(Required task): State how many lines contain "color", and write nothing except that count.

··· Data shown

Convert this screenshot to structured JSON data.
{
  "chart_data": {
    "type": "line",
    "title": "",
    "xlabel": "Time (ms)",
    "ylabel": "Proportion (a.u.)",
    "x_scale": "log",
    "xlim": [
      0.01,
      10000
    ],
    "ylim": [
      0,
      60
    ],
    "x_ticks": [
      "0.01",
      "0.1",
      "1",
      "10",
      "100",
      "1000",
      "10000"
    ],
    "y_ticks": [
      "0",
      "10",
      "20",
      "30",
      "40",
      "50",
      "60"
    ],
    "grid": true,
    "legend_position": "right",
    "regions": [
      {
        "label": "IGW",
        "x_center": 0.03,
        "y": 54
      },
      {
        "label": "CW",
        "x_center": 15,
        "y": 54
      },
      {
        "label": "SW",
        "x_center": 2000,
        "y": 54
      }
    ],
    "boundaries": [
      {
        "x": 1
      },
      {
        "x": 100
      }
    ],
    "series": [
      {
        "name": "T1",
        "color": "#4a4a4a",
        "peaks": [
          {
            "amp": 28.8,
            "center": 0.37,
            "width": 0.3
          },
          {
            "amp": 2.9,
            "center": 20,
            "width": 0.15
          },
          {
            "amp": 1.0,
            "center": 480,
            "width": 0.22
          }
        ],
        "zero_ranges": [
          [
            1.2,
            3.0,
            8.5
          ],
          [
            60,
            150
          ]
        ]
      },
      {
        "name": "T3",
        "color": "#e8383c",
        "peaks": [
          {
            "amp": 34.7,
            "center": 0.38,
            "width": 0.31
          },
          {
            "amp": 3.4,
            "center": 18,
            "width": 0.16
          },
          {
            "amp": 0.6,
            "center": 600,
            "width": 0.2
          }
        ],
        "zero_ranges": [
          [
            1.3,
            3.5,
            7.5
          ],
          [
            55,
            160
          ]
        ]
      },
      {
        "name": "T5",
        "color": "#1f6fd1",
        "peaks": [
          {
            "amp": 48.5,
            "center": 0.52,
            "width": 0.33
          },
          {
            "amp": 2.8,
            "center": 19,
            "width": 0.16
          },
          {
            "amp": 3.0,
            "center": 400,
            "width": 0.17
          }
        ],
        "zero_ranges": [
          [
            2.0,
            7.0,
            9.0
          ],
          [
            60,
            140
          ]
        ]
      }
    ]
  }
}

······

(Solution below): 3